■ **Text passage**:
>>>

Section 1

Overview of project setup and data sourcing

Estimated Time: ~20 minutes

This practical component provides hands-on experience in developing and validating a method for large-scale, long-term prediction of groundwater levels, with a particular focus on heterogeneous terrains. To this end, we will enhance decision tree-based machine-learning models, such as Random Forests (RF), by incorporating information on surrounding conditions (e.g., spatial context, distance and observations from the nearby monitoring points to the unmonitored points). The approach will use groundwater time series from the monitoring network, MODIS vegetation and land-surface products, and meteorological data from the German Weather Service (DWD).

We will walk through the R packages, libraries and required data set.

Software and computational setup
  • R-4.2.3
  • Data handling and spatial: sf, terra, stars, data.table.
  • Modeling: ranger (RF), e1071 (SVM), caret or tidymodels for tuning.
  • Geostatistics: gstat, automap.
  • Spatial CV: blockCV, sperrorest, CAST.
  • Spatially explicit RF: CAST::rfDist or spatialRF; implement RFSI pattern by adding neighbor values/distances; check dedicated packages if available.
  • Trend and time series: trend, Kendall, zoo, tsibble.

<<<

■ **Extracted material**:
>>>

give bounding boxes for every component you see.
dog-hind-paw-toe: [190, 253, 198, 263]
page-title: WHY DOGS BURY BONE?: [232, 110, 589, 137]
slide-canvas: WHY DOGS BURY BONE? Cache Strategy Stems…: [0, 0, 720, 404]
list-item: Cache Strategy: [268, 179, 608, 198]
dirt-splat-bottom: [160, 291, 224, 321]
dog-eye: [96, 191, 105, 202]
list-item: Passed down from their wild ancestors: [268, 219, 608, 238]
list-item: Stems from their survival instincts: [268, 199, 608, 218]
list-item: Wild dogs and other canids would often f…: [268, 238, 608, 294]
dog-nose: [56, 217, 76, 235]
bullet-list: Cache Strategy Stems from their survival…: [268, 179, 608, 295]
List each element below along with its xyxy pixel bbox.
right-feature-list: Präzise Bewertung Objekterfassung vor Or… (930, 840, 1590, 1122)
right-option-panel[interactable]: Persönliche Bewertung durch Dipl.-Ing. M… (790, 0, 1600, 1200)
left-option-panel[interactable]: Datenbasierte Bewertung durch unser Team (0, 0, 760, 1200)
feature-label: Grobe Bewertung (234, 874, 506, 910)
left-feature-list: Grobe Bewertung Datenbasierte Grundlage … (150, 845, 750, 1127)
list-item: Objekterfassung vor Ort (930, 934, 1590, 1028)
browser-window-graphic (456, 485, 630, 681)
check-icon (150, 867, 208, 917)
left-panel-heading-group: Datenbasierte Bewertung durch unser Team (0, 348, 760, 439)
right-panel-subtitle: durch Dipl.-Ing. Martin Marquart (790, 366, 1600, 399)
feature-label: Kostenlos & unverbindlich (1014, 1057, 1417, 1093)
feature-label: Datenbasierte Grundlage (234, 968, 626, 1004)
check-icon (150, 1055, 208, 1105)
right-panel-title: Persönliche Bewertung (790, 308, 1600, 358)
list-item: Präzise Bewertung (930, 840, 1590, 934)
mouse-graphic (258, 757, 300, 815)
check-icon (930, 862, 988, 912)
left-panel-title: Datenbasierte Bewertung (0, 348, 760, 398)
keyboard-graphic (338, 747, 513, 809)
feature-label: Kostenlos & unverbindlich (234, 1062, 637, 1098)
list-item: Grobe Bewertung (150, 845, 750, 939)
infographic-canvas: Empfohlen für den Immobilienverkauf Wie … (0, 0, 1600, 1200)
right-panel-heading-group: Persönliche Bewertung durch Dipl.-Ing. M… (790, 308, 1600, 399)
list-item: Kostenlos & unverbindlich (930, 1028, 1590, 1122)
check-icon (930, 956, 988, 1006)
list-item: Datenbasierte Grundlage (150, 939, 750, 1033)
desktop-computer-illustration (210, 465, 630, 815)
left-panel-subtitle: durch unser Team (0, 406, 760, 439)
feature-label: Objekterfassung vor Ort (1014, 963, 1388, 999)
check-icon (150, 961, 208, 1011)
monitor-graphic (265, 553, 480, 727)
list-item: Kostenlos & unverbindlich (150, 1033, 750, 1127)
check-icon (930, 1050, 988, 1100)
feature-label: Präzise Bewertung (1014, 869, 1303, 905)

<<<

■ **Tasks to carry out**:
1: Answer these questions using the project setup overview:
(a) What is the estimated time for Section 1?
(b) Which version of R is listed?
(c) Which packages are listed for geostatistics?
2: Pick up the project setup overview after its final line and keep writing it.

■ **Answer list**:
1:
(a) About 20 minutes.
(b) R-4.2.3.
(c) gstat and automap.

2:
Input data

Groundwater:
  • Piezometer GWL observations (https://lfu.brandenburg.de/). Weekly series; metadata with location name, ID number, Time of export, Period start, Period end, Measuring point type, Height system, Terrain height, lowest water level cm below ground, mean water level cm below ground, highest water level cm below ground, lowest water level m above sea level, mean water level m above sea level, highest water level m above sea level, reference period main values
Covariates (1 km):
  • Topography: SLOPE, ASP, DEM, LNF, TPI, TWI, and TRI
  • Crop related paramters: NDVI, ET, and EVI
  • Climate and remote sensing: monthly precipitation, temperature, GRACE TWS anomalies (~ 1 km)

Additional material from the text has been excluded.